[start of Input for this task]

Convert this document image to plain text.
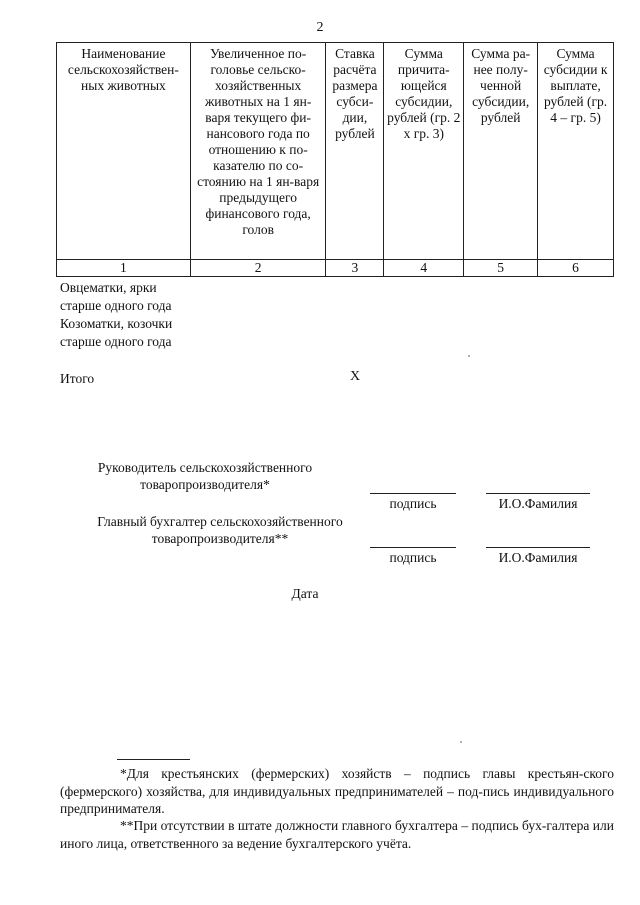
2
Наименование сельскохозяйствен-ных животных	Увеличенное по-головье сельско-хозяйственных животных на 1 ян-варя текущего фи-нансового года по отношению к по-казателю по со-стоянию на 1 ян-варя предыдущего финансового года, голов	Ставка расчёта размера субси-дии, рублей	Сумма причита-ющейся субсидии, рублей (гр. 2 х гр. 3)	Сумма ра-нее полу-ченной субсидии, рублей	Сумма субсидии к выплате, рублей (гр. 4 – гр. 5)
1	2	3	4	5	6
Овцематки, ярки
старше одного года
Козоматки, козочки
старше одного года
Итого	X
Руководитель сельскохозяйственного
товаропроизводителя*
подпись	И.О.Фамилия
Главный бухгалтер сельскохозяйственного
товаропроизводителя**
подпись	И.О.Фамилия
Дата
*Для крестьянских (фермерских) хозяйств – подпись главы крестьян-ского (фермерского) хозяйства, для индивидуальных предпринимателей – под-пись индивидуального предпринимателя.
**При отсутствии в штате должности главного бухгалтера – подпись бух-галтера или иного лица, ответственного за ведение бухгалтерского учёта.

[end of Input for this task]

## Instruction:
Write out every line of the entries that holds the word "подпись".

## The output:
подпись	И.О.Фамилия
подпись	И.О.Фамилия
*Для крестьянских (фермерских) хозяйств – подпись главы крестьян-ского (фермерского) хозяйства, для индивидуальных предпринимателей – под-пись индивидуального предпринимателя.
**При отсутствии в штате должности главного бухгалтера – подпись бух-галтера или иного лица, ответственного за ведение бухгалтерского учёта.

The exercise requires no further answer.